## PROVIDED RECORDS
Begin

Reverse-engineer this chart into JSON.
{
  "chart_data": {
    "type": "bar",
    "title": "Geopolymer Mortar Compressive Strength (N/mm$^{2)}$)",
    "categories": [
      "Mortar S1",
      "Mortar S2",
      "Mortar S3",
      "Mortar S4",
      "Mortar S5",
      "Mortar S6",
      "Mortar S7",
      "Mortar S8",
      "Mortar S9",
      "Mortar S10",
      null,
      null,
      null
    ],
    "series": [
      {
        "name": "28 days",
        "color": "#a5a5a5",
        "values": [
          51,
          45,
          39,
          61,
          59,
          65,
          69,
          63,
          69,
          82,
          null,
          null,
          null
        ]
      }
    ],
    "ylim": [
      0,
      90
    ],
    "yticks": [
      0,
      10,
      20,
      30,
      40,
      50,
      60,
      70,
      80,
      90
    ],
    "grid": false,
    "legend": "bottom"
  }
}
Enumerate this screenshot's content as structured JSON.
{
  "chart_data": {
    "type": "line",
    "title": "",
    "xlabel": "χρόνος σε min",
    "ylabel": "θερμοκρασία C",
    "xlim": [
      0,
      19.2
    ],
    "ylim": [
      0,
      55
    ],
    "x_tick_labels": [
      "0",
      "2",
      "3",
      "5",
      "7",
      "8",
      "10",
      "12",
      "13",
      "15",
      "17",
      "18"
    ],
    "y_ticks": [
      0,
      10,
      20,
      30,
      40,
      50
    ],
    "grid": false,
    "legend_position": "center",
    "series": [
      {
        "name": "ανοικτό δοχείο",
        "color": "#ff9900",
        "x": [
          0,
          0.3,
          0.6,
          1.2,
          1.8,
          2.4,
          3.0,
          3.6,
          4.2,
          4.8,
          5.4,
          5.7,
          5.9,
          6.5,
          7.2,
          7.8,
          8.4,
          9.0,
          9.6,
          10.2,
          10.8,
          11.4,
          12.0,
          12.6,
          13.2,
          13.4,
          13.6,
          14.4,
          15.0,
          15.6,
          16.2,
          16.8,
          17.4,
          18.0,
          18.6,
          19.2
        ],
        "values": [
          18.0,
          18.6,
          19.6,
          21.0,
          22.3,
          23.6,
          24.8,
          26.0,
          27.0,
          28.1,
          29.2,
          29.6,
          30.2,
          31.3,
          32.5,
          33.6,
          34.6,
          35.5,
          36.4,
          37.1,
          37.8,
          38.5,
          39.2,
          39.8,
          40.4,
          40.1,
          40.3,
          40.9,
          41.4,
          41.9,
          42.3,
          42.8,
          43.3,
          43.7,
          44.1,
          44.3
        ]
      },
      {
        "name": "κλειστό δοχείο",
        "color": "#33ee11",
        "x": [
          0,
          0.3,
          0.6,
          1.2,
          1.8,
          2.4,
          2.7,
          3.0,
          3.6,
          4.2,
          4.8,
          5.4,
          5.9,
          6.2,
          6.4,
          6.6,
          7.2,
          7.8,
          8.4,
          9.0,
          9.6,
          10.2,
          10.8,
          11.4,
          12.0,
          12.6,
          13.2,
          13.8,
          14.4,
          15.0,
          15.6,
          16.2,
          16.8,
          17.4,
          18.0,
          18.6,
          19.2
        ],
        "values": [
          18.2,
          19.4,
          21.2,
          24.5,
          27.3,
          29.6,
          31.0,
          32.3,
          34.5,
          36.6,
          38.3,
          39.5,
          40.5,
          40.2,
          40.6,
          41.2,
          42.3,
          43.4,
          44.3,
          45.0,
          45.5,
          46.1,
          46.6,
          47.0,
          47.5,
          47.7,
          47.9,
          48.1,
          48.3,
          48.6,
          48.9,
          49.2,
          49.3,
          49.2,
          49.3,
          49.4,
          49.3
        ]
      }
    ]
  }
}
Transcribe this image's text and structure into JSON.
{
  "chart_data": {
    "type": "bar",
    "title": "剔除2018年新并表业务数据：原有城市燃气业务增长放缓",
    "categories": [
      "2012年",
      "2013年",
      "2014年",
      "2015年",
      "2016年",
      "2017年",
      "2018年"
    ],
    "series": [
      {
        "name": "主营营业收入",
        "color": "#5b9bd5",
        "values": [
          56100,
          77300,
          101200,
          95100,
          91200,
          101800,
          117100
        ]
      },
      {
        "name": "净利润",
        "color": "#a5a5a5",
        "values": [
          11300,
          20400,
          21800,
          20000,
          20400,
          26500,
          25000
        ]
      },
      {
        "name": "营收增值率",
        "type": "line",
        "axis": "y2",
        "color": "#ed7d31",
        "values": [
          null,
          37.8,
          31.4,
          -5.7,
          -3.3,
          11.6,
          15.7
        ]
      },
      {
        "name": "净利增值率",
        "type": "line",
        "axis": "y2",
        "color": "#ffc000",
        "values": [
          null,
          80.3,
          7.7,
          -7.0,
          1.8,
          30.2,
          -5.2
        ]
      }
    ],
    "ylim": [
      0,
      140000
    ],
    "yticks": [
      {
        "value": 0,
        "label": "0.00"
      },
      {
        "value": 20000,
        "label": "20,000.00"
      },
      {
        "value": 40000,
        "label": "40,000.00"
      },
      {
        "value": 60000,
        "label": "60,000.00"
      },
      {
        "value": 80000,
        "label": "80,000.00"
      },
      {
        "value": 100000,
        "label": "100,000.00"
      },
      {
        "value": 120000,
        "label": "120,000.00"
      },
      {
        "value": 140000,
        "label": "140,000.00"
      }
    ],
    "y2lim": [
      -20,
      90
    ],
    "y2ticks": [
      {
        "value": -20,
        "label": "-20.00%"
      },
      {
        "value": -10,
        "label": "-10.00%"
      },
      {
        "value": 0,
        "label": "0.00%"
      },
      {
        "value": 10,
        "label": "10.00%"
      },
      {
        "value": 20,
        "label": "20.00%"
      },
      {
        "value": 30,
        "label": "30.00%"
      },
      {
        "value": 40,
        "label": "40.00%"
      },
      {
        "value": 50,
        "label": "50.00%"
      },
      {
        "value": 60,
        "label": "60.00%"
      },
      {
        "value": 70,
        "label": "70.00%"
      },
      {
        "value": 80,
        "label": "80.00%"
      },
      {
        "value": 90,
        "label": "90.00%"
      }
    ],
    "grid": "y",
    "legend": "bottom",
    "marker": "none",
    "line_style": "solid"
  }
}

End

## PROBLEM TO WORK ON
Please return the data above exactly as given.

## COMPLETE RESPONSE
Reverse-engineer this chart into JSON.
{
  "chart_data": {
    "type": "bar",
    "title": "Geopolymer Mortar Compressive Strength (N/mm$^{2)}$)",
    "categories": [
      "Mortar S1",
      "Mortar S2",
      "Mortar S3",
      "Mortar S4",
      "Mortar S5",
      "Mortar S6",
      "Mortar S7",
      "Mortar S8",
      "Mortar S9",
      "Mortar S10",
      null,
      null,
      null
    ],
    "series": [
      {
        "name": "28 days",
        "color": "#a5a5a5",
        "values": [
          51,
          45,
          39,
          61,
          59,
          65,
          69,
          63,
          69,
          82,
          null,
          null,
          null
        ]
      }
    ],
    "ylim": [
      0,
      90
    ],
    "yticks": [
      0,
      10,
      20,
      30,
      40,
      50,
      60,
      70,
      80,
      90
    ],
    "grid": false,
    "legend": "bottom"
  }
}
Enumerate this screenshot's content as structured JSON.
{
  "chart_data": {
    "type": "line",
    "title": "",
    "xlabel": "χρόνος σε min",
    "ylabel": "θερμοκρασία C",
    "xlim": [
      0,
      19.2
    ],
    "ylim": [
      0,
      55
    ],
    "x_tick_labels": [
      "0",
      "2",
      "3",
      "5",
      "7",
      "8",
      "10",
      "12",
      "13",
      "15",
      "17",
      "18"
    ],
    "y_ticks": [
      0,
      10,
      20,
      30,
      40,
      50
    ],
    "grid": false,
    "legend_position": "center",
    "series": [
      {
        "name": "ανοικτό δοχείο",
        "color": "#ff9900",
        "x": [
          0,
          0.3,
          0.6,
          1.2,
          1.8,
          2.4,
          3.0,
          3.6,
          4.2,
          4.8,
          5.4,
          5.7,
          5.9,
          6.5,
          7.2,
          7.8,
          8.4,
          9.0,
          9.6,
          10.2,
          10.8,
          11.4,
          12.0,
          12.6,
          13.2,
          13.4,
          13.6,
          14.4,
          15.0,
          15.6,
          16.2,
          16.8,
          17.4,
          18.0,
          18.6,
          19.2
        ],
        "values": [
          18.0,
          18.6,
          19.6,
          21.0,
          22.3,
          23.6,
          24.8,
          26.0,
          27.0,
          28.1,
          29.2,
          29.6,
          30.2,
          31.3,
          32.5,
          33.6,
          34.6,
          35.5,
          36.4,
          37.1,
          37.8,
          38.5,
          39.2,
          39.8,
          40.4,
          40.1,
          40.3,
          40.9,
          41.4,
          41.9,
          42.3,
          42.8,
          43.3,
          43.7,
          44.1,
          44.3
        ]
      },
      {
        "name": "κλειστό δοχείο",
        "color": "#33ee11",
        "x": [
          0,
          0.3,
          0.6,
          1.2,
          1.8,
          2.4,
          2.7,
          3.0,
          3.6,
          4.2,
          4.8,
          5.4,
          5.9,
          6.2,
          6.4,
          6.6,
          7.2,
          7.8,
          8.4,
          9.0,
          9.6,
          10.2,
          10.8,
          11.4,
          12.0,
          12.6,
          13.2,
          13.8,
          14.4,
          15.0,
          15.6,
          16.2,
          16.8,
          17.4,
          18.0,
          18.6,
          19.2
        ],
        "values": [
          18.2,
          19.4,
          21.2,
          24.5,
          27.3,
          29.6,
          31.0,
          32.3,
          34.5,
          36.6,
          38.3,
          39.5,
          40.5,
          40.2,
          40.6,
          41.2,
          42.3,
          43.4,
          44.3,
          45.0,
          45.5,
          46.1,
          46.6,
          47.0,
          47.5,
          47.7,
          47.9,
          48.1,
          48.3,
          48.6,
          48.9,
          49.2,
          49.3,
          49.2,
          49.3,
          49.4,
          49.3
        ]
      }
    ]
  }
}
Transcribe this image's text and structure into JSON.
{
  "chart_data": {
    "type": "bar",
    "title": "剔除2018年新并表业务数据：原有城市燃气业务增长放缓",
    "categories": [
      "2012年",
      "2013年",
      "2014年",
      "2015年",
      "2016年",
      "2017年",
      "2018年"
    ],
    "series": [
      {
        "name": "主营营业收入",
        "color": "#5b9bd5",
        "values": [
          56100,
          77300,
          101200,
          95100,
          91200,
          101800,
          117100
        ]
      },
      {
        "name": "净利润",
        "color": "#a5a5a5",
        "values": [
          11300,
          20400,
          21800,
          20000,
          20400,
          26500,
          25000
        ]
      },
      {
        "name": "营收增值率",
        "type": "line",
        "axis": "y2",
        "color": "#ed7d31",
        "values": [
          null,
          37.8,
          31.4,
          -5.7,
          -3.3,
          11.6,
          15.7
        ]
      },
      {
        "name": "净利增值率",
        "type": "line",
        "axis": "y2",
        "color": "#ffc000",
        "values": [
          null,
          80.3,
          7.7,
          -7.0,
          1.8,
          30.2,
          -5.2
        ]
      }
    ],
    "ylim": [
      0,
      140000
    ],
    "yticks": [
      {
        "value": 0,
        "label": "0.00"
      },
      {
        "value": 20000,
        "label": "20,000.00"
      },
      {
        "value": 40000,
        "label": "40,000.00"
      },
      {
        "value": 60000,
        "label": "60,000.00"
      },
      {
        "value": 80000,
        "label": "80,000.00"
      },
      {
        "value": 100000,
        "label": "100,000.00"
      },
      {
        "value": 120000,
        "label": "120,000.00"
      },
      {
        "value": 140000,
        "label": "140,000.00"
      }
    ],
    "y2lim": [
      -20,
      90
    ],
    "y2ticks": [
      {
        "value": -20,
        "label": "-20.00%"
      },
      {
        "value": -10,
        "label": "-10.00%"
      },
      {
        "value": 0,
        "label": "0.00%"
      },
      {
        "value": 10,
        "label": "10.00%"
      },
      {
        "value": 20,
        "label": "20.00%"
      },
      {
        "value": 30,
        "label": "30.00%"
      },
      {
        "value": 40,
        "label": "40.00%"
      },
      {
        "value": 50,
        "label": "50.00%"
      },
      {
        "value": 60,
        "label": "60.00%"
      },
      {
        "value": 70,
        "label": "70.00%"
      },
      {
        "value": 80,
        "label": "80.00%"
      },
      {
        "value": 90,
        "label": "90.00%"
      }
    ],
    "grid": "y",
    "legend": "bottom",
    "marker": "none",
    "line_style": "solid"
  }
}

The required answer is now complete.